• **Activity**: An identical copy of every entry below is the required output.

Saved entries

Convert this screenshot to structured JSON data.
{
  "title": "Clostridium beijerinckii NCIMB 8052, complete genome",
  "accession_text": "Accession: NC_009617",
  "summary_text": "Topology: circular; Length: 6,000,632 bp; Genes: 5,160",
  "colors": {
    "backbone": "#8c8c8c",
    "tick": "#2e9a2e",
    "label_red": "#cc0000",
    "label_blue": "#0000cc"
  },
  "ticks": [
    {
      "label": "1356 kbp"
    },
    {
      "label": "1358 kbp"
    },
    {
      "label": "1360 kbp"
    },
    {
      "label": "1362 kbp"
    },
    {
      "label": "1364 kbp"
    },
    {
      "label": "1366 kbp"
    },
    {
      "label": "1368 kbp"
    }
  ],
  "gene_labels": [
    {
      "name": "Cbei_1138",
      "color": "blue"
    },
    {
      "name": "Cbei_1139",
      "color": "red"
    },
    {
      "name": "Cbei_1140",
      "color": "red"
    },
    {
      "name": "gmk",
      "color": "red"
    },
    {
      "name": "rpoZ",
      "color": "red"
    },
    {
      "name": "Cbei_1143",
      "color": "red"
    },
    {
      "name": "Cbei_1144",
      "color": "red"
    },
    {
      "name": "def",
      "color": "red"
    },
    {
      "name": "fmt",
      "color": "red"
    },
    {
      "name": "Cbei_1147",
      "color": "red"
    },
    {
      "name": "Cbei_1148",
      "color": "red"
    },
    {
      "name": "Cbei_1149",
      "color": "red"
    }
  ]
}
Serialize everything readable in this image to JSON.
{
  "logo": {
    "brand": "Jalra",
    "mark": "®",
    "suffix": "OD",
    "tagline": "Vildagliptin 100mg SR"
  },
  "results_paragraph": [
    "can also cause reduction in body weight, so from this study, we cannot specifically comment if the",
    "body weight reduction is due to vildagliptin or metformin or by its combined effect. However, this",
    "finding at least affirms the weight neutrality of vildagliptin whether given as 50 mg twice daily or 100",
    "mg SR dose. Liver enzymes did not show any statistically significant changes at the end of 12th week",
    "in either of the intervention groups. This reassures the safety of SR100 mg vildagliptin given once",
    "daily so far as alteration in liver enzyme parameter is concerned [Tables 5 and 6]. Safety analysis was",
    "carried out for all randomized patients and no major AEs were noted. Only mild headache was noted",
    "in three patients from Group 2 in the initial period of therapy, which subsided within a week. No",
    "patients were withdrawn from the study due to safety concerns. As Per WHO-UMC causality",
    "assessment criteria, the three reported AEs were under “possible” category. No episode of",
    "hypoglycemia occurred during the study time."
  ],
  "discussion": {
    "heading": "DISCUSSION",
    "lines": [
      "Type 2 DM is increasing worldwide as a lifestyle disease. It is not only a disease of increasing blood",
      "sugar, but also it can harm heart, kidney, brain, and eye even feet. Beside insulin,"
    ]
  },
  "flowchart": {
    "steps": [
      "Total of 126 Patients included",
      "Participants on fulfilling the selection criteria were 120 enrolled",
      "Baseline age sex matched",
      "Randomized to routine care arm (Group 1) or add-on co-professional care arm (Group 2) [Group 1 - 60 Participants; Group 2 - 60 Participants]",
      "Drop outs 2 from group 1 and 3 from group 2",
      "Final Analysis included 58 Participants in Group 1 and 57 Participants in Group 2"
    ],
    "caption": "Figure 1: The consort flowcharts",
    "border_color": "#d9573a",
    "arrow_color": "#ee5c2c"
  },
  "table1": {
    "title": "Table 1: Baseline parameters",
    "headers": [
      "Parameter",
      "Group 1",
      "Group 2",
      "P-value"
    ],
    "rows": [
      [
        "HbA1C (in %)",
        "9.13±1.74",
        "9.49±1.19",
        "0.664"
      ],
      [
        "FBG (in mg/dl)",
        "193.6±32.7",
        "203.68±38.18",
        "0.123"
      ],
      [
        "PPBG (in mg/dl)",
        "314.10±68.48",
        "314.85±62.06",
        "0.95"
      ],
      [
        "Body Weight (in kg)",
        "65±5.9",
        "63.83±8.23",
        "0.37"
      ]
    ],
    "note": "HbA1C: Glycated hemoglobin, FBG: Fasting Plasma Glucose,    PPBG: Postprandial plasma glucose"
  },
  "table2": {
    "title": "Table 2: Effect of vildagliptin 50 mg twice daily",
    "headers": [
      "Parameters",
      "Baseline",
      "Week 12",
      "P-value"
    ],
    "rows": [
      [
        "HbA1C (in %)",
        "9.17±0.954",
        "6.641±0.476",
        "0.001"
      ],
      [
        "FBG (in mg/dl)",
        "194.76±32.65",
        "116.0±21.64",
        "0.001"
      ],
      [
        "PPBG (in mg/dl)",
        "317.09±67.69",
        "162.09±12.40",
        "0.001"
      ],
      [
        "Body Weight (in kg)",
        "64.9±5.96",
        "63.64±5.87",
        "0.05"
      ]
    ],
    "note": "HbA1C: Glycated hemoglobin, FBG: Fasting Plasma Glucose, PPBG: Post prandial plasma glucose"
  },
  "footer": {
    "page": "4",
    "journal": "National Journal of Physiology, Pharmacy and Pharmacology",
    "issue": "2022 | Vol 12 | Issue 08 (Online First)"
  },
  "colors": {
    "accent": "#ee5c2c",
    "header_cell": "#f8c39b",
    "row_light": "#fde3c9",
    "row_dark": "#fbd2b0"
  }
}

• **Answer**:
Convert this screenshot to structured JSON data.
{
  "title": "Clostridium beijerinckii NCIMB 8052, complete genome",
  "accession_text": "Accession: NC_009617",
  "summary_text": "Topology: circular; Length: 6,000,632 bp; Genes: 5,160",
  "colors": {
    "backbone": "#8c8c8c",
    "tick": "#2e9a2e",
    "label_red": "#cc0000",
    "label_blue": "#0000cc"
  },
  "ticks": [
    {
      "label": "1356 kbp"
    },
    {
      "label": "1358 kbp"
    },
    {
      "label": "1360 kbp"
    },
    {
      "label": "1362 kbp"
    },
    {
      "label": "1364 kbp"
    },
    {
      "label": "1366 kbp"
    },
    {
      "label": "1368 kbp"
    }
  ],
  "gene_labels": [
    {
      "name": "Cbei_1138",
      "color": "blue"
    },
    {
      "name": "Cbei_1139",
      "color": "red"
    },
    {
      "name": "Cbei_1140",
      "color": "red"
    },
    {
      "name": "gmk",
      "color": "red"
    },
    {
      "name": "rpoZ",
      "color": "red"
    },
    {
      "name": "Cbei_1143",
      "color": "red"
    },
    {
      "name": "Cbei_1144",
      "color": "red"
    },
    {
      "name": "def",
      "color": "red"
    },
    {
      "name": "fmt",
      "color": "red"
    },
    {
      "name": "Cbei_1147",
      "color": "red"
    },
    {
      "name": "Cbei_1148",
      "color": "red"
    },
    {
      "name": "Cbei_1149",
      "color": "red"
    }
  ]
}
Serialize everything readable in this image to JSON.
{
  "logo": {
    "brand": "Jalra",
    "mark": "®",
    "suffix": "OD",
    "tagline": "Vildagliptin 100mg SR"
  },
  "results_paragraph": [
    "can also cause reduction in body weight, so from this study, we cannot specifically comment if the",
    "body weight reduction is due to vildagliptin or metformin or by its combined effect. However, this",
    "finding at least affirms the weight neutrality of vildagliptin whether given as 50 mg twice daily or 100",
    "mg SR dose. Liver enzymes did not show any statistically significant changes at the end of 12th week",
    "in either of the intervention groups. This reassures the safety of SR100 mg vildagliptin given once",
    "daily so far as alteration in liver enzyme parameter is concerned [Tables 5 and 6]. Safety analysis was",
    "carried out for all randomized patients and no major AEs were noted. Only mild headache was noted",
    "in three patients from Group 2 in the initial period of therapy, which subsided within a week. No",
    "patients were withdrawn from the study due to safety concerns. As Per WHO-UMC causality",
    "assessment criteria, the three reported AEs were under “possible” category. No episode of",
    "hypoglycemia occurred during the study time."
  ],
  "discussion": {
    "heading": "DISCUSSION",
    "lines": [
      "Type 2 DM is increasing worldwide as a lifestyle disease. It is not only a disease of increasing blood",
      "sugar, but also it can harm heart, kidney, brain, and eye even feet. Beside insulin,"
    ]
  },
  "flowchart": {
    "steps": [
      "Total of 126 Patients included",
      "Participants on fulfilling the selection criteria were 120 enrolled",
      "Baseline age sex matched",
      "Randomized to routine care arm (Group 1) or add-on co-professional care arm (Group 2) [Group 1 - 60 Participants; Group 2 - 60 Participants]",
      "Drop outs 2 from group 1 and 3 from group 2",
      "Final Analysis included 58 Participants in Group 1 and 57 Participants in Group 2"
    ],
    "caption": "Figure 1: The consort flowcharts",
    "border_color": "#d9573a",
    "arrow_color": "#ee5c2c"
  },
  "table1": {
    "title": "Table 1: Baseline parameters",
    "headers": [
      "Parameter",
      "Group 1",
      "Group 2",
      "P-value"
    ],
    "rows": [
      [
        "HbA1C (in %)",
        "9.13±1.74",
        "9.49±1.19",
        "0.664"
      ],
      [
        "FBG (in mg/dl)",
        "193.6±32.7",
        "203.68±38.18",
        "0.123"
      ],
      [
        "PPBG (in mg/dl)",
        "314.10±68.48",
        "314.85±62.06",
        "0.95"
      ],
      [
        "Body Weight (in kg)",
        "65±5.9",
        "63.83±8.23",
        "0.37"
      ]
    ],
    "note": "HbA1C: Glycated hemoglobin, FBG: Fasting Plasma Glucose,    PPBG: Postprandial plasma glucose"
  },
  "table2": {
    "title": "Table 2: Effect of vildagliptin 50 mg twice daily",
    "headers": [
      "Parameters",
      "Baseline",
      "Week 12",
      "P-value"
    ],
    "rows": [
      [
        "HbA1C (in %)",
        "9.17±0.954",
        "6.641±0.476",
        "0.001"
      ],
      [
        "FBG (in mg/dl)",
        "194.76±32.65",
        "116.0±21.64",
        "0.001"
      ],
      [
        "PPBG (in mg/dl)",
        "317.09±67.69",
        "162.09±12.40",
        "0.001"
      ],
      [
        "Body Weight (in kg)",
        "64.9±5.96",
        "63.64±5.87",
        "0.05"
      ]
    ],
    "note": "HbA1C: Glycated hemoglobin, FBG: Fasting Plasma Glucose, PPBG: Post prandial plasma glucose"
  },
  "footer": {
    "page": "4",
    "journal": "National Journal of Physiology, Pharmacy and Pharmacology",
    "issue": "2022 | Vol 12 | Issue 08 (Online First)"
  },
  "colors": {
    "accent": "#ee5c2c",
    "header_cell": "#f8c39b",
    "row_light": "#fde3c9",
    "row_dark": "#fbd2b0"
  }
}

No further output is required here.